-- start Data for this exercise --
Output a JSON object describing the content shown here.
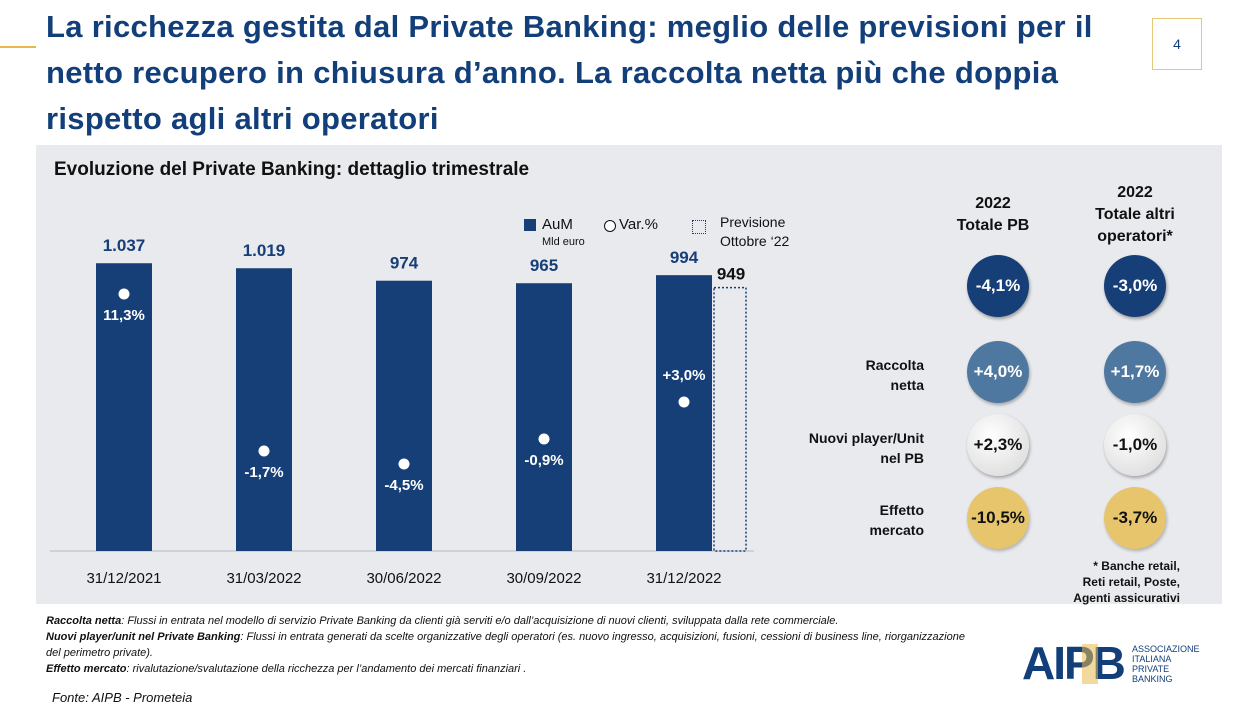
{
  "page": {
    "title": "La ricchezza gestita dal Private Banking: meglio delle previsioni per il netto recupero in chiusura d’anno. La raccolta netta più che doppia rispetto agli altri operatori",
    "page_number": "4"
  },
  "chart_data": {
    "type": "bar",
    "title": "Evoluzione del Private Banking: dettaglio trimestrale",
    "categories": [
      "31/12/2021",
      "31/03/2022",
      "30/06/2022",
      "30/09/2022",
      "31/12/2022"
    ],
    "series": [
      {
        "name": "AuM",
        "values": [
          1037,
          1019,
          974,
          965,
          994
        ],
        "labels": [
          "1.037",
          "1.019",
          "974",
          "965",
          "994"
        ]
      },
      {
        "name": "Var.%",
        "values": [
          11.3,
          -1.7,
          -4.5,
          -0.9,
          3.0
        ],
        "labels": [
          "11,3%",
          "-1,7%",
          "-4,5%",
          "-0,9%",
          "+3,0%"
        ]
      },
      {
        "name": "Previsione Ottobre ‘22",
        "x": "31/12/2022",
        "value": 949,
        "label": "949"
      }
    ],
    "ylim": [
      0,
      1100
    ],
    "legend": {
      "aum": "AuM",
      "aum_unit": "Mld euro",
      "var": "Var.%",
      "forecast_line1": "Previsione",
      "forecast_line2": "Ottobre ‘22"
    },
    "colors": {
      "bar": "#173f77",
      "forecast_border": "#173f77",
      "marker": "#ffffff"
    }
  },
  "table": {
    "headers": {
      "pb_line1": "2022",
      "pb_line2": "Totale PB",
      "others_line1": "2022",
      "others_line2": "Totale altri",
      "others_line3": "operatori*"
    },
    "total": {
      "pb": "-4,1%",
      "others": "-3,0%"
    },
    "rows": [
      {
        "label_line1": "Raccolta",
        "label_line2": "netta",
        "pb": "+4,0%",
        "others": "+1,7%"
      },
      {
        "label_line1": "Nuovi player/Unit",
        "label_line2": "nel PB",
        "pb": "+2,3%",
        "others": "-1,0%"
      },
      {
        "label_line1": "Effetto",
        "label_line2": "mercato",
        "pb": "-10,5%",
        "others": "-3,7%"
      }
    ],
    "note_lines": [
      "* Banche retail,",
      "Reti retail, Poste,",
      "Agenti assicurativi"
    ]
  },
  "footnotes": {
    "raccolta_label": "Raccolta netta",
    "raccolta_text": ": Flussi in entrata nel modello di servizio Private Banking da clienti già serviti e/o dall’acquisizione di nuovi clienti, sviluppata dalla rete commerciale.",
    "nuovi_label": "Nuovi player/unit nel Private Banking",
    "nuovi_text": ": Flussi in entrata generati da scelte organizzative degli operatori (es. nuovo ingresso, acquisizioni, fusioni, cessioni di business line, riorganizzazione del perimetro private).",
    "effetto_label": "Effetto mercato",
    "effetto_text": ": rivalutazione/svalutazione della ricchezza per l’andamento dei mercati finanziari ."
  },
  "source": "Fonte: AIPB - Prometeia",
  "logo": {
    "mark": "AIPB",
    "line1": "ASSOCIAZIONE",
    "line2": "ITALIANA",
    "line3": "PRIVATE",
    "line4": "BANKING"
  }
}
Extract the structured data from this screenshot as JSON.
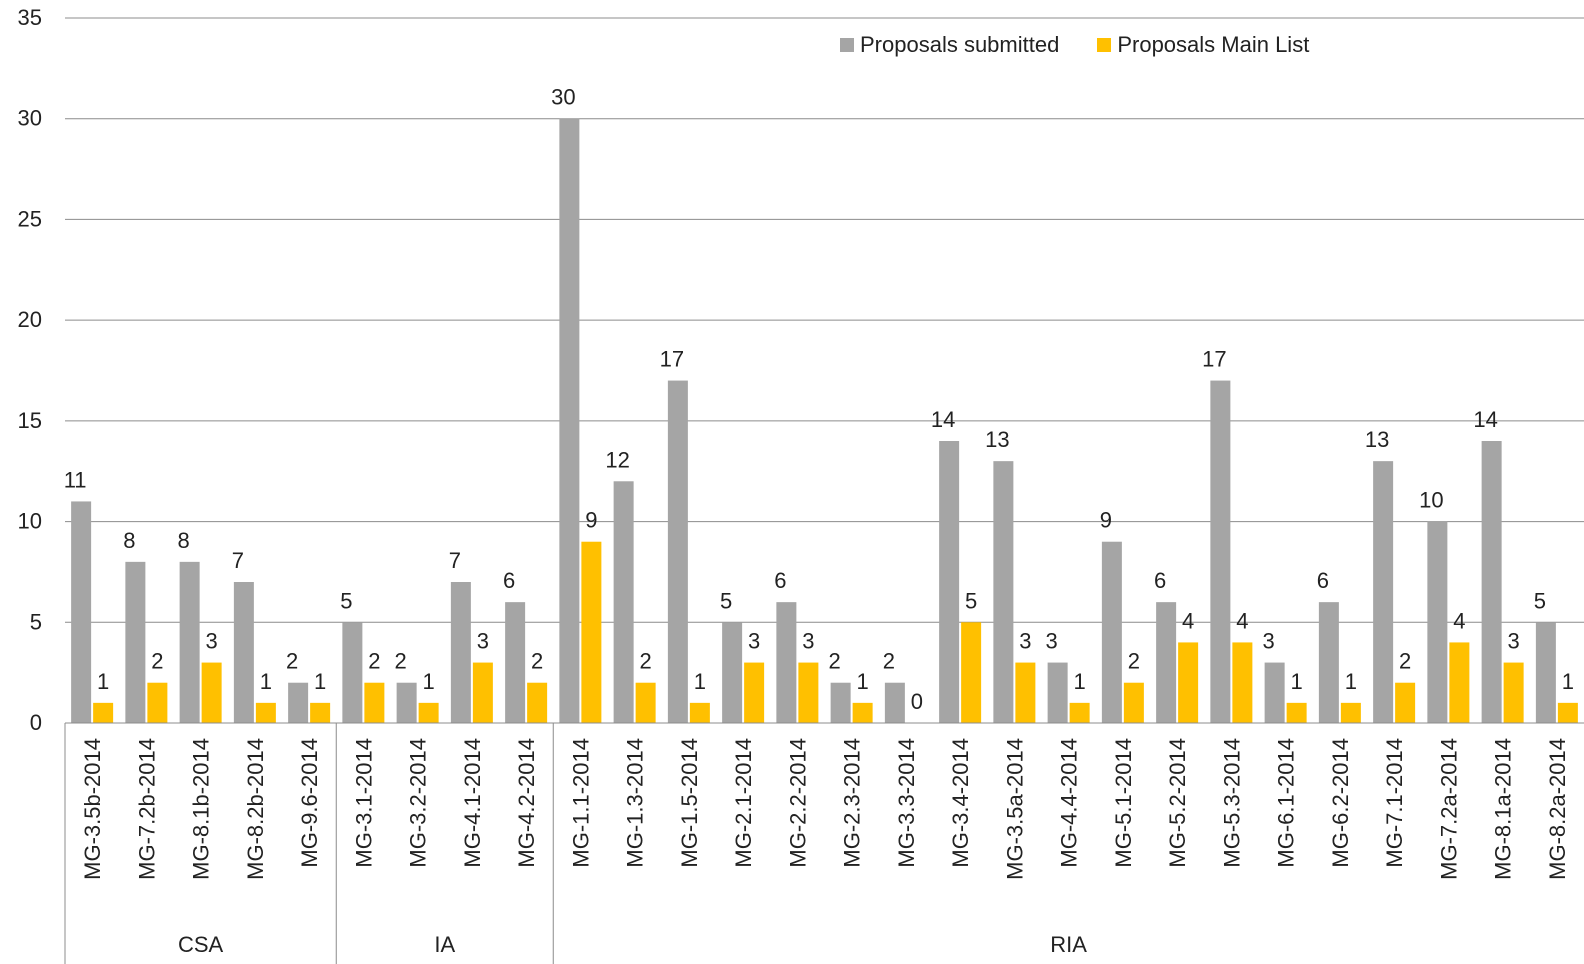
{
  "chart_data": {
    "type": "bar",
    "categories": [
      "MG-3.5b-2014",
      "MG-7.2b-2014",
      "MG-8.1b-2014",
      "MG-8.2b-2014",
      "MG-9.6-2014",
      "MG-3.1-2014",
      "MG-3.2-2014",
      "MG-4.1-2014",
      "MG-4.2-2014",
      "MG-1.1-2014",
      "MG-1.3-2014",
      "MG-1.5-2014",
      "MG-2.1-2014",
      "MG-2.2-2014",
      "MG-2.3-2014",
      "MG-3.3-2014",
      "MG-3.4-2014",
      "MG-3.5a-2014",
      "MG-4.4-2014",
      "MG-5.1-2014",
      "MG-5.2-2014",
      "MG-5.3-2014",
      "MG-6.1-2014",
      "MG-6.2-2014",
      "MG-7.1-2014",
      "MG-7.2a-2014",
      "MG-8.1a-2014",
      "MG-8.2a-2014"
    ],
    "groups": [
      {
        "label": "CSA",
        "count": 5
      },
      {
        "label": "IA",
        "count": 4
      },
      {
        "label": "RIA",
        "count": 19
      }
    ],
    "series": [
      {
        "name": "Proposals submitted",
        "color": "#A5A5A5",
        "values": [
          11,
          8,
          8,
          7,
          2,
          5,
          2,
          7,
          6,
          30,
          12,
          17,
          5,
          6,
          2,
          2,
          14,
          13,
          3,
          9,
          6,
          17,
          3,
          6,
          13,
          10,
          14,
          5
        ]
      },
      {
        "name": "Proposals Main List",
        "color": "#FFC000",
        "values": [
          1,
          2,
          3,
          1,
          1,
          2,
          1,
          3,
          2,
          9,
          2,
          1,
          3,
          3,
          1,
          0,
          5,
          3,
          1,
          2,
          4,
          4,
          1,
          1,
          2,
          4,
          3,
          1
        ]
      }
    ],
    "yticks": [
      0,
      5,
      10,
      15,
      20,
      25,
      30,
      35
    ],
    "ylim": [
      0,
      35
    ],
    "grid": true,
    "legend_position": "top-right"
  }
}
-- end Data for this exercise --
> _Work required_
Find every line holding the word "netta"; give their count and nothing else.

> _Response for this exercise_
3